** Start of PROVIDED INFORMATION **

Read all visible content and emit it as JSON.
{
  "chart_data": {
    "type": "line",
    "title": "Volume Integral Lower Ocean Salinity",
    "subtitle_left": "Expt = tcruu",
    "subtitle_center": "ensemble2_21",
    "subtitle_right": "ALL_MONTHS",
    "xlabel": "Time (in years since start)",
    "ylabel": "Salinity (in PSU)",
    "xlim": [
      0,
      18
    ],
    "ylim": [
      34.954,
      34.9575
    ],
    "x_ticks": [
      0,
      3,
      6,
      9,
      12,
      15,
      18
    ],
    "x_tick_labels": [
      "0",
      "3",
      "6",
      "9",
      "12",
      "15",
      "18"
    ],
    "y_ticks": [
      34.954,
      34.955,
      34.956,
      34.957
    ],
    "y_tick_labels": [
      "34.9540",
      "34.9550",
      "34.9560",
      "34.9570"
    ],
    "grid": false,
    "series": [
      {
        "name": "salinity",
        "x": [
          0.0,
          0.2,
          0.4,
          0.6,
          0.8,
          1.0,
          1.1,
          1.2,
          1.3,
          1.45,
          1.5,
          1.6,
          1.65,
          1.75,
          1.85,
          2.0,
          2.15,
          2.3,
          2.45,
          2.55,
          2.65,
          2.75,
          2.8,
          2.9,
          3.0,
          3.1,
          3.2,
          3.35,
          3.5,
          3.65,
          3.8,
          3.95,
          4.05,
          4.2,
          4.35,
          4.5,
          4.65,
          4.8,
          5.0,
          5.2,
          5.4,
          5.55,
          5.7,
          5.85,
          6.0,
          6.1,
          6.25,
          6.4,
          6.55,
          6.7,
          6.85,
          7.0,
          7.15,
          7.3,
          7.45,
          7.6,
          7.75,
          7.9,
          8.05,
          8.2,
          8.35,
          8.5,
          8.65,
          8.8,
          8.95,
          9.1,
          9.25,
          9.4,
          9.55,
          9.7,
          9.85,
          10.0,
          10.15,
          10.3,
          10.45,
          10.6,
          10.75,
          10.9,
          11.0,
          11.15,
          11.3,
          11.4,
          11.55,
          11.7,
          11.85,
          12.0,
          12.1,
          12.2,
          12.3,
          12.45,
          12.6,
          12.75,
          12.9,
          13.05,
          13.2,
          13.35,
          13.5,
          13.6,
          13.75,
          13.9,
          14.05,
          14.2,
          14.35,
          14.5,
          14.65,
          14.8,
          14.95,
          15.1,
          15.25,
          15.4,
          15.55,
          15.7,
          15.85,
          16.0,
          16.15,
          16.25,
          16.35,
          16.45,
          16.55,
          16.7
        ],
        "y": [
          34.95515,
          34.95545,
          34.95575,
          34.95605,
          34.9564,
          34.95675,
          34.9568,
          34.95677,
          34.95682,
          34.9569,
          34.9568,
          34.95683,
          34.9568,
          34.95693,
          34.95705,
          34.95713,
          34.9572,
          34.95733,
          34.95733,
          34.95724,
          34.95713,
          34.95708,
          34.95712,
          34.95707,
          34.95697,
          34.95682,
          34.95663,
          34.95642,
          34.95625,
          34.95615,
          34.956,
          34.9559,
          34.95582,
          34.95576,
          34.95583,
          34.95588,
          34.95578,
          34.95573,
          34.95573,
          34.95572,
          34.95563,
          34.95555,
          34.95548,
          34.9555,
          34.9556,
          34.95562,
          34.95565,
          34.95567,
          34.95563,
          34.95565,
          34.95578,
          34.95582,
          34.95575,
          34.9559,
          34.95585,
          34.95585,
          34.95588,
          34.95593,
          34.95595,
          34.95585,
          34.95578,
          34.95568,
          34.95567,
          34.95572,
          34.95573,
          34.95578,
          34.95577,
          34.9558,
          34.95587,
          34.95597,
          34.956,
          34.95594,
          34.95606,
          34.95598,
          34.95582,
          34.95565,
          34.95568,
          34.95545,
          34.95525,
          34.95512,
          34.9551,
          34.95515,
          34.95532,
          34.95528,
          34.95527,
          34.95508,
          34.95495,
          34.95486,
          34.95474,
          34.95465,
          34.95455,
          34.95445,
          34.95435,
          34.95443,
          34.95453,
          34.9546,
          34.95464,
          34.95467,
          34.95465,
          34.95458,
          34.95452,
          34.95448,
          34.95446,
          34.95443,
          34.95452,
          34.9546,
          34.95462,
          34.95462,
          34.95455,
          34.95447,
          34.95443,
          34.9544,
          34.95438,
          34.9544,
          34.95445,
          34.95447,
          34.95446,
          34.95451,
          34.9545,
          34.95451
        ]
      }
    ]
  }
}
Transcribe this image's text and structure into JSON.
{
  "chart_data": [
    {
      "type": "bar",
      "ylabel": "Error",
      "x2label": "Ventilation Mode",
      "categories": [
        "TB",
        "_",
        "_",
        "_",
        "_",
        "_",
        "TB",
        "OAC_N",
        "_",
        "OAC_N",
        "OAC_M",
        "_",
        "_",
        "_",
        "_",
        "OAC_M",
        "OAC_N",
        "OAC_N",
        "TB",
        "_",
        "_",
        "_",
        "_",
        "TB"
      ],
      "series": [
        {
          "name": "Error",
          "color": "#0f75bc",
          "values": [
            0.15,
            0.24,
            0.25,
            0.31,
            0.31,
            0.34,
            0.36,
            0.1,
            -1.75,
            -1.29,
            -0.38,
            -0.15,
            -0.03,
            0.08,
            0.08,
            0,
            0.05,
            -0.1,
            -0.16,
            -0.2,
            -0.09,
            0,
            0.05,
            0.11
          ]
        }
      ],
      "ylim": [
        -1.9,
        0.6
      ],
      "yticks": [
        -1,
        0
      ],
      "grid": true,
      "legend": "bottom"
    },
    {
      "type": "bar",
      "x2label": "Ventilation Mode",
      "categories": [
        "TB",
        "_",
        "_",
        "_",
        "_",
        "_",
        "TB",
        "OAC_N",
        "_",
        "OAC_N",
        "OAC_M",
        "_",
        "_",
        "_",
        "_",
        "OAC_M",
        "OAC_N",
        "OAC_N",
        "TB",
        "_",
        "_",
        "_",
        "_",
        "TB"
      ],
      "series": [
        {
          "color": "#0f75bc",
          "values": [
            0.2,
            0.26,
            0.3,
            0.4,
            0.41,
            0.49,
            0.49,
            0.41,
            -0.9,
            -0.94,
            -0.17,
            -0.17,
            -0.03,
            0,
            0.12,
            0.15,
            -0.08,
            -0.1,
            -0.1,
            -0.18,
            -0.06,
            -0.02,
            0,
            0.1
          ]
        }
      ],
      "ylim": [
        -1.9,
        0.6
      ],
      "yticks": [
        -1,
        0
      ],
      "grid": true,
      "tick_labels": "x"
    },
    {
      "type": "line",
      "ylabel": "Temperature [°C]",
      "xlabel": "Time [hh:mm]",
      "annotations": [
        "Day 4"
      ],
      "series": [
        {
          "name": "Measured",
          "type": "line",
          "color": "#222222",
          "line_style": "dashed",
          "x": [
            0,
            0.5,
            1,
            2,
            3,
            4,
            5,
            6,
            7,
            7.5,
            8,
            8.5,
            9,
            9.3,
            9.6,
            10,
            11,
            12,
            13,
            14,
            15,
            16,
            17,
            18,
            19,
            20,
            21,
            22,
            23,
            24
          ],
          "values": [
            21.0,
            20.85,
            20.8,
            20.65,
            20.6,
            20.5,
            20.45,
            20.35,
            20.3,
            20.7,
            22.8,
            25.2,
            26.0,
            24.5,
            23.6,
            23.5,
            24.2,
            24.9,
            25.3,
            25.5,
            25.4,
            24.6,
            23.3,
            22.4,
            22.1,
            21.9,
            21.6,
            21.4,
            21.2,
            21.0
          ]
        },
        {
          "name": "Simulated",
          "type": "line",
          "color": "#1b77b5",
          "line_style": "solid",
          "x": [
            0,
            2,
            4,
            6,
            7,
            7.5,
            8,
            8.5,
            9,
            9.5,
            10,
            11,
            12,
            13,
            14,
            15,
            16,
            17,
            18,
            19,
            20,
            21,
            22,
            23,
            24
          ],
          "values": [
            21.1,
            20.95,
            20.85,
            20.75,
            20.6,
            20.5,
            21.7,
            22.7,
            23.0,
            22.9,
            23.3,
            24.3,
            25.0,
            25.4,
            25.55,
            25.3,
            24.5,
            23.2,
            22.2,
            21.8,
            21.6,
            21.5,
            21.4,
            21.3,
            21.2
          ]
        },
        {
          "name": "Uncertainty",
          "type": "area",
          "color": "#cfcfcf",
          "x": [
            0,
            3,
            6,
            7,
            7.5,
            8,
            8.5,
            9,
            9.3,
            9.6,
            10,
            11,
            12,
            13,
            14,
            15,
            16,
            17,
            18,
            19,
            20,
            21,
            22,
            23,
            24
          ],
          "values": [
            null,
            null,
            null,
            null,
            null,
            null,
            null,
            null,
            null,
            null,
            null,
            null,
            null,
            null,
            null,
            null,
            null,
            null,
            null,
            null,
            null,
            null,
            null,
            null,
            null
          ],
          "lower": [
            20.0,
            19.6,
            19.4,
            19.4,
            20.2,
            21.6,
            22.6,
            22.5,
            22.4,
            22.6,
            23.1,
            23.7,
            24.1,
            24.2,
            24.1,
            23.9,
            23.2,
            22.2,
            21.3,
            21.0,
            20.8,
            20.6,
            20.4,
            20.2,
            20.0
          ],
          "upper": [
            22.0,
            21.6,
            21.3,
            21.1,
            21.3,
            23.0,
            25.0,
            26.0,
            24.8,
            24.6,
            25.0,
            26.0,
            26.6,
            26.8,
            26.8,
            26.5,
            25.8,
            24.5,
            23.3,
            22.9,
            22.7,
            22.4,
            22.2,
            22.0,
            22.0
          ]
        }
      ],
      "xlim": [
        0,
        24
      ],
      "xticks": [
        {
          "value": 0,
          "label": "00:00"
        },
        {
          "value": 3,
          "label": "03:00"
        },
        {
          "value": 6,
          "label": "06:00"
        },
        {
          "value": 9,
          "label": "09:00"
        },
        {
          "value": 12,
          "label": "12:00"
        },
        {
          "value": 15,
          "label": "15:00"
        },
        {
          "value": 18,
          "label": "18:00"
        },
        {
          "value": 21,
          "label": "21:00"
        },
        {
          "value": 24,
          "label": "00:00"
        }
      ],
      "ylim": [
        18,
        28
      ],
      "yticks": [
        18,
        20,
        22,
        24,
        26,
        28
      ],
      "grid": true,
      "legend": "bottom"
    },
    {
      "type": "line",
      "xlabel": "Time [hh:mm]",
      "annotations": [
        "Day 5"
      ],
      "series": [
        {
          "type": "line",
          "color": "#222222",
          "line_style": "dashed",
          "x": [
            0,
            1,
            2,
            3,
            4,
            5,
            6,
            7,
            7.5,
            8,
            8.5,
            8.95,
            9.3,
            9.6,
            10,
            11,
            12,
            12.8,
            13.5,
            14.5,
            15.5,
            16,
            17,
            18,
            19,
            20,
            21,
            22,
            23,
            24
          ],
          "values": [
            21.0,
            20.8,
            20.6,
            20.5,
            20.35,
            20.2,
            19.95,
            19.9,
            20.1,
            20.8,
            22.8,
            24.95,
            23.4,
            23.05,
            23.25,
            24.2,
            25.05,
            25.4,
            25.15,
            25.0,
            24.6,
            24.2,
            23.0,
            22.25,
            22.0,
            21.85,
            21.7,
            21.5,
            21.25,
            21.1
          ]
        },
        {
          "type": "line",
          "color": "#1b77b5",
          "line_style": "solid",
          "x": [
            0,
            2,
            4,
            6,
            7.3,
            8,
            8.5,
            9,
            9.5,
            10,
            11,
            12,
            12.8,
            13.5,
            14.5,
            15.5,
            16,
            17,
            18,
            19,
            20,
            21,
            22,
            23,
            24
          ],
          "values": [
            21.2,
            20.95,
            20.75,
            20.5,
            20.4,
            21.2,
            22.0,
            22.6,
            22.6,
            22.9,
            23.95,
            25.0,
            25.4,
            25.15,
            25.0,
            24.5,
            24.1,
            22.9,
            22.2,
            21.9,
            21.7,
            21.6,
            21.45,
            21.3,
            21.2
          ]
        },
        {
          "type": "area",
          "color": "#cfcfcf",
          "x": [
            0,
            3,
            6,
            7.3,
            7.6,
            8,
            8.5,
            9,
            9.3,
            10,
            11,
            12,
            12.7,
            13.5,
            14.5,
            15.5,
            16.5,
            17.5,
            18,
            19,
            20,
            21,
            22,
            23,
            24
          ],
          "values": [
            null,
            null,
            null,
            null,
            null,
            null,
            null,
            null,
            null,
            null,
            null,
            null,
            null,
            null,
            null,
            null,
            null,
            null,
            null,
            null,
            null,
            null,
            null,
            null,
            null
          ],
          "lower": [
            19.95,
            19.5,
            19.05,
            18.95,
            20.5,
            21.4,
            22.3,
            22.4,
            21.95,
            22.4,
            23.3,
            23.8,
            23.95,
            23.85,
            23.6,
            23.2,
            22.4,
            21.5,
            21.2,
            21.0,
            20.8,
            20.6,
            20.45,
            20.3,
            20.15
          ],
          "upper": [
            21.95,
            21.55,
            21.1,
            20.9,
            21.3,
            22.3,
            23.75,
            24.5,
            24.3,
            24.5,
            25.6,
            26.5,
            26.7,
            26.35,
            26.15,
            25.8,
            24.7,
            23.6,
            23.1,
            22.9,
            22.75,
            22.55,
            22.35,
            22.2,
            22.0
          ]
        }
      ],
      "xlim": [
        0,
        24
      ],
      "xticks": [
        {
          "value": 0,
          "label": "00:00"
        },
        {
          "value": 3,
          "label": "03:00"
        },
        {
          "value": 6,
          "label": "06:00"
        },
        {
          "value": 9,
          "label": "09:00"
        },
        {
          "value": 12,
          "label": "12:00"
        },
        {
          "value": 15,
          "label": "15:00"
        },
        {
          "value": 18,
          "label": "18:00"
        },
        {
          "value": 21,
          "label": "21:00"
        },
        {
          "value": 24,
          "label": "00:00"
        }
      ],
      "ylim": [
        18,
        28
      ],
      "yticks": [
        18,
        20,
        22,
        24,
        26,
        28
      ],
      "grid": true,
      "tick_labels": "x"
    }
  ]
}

** End of PROVIDED INFORMATION **

• **WHAT THIS TASK INVOLVES**
Return each line among the entries that holds the word "name".

• **SOLUTION FOR THIS TASK**
        "name": "salinity",
          "name": "Error",
          "name": "Measured",
          "name": "Simulated",
          "name": "Uncertainty",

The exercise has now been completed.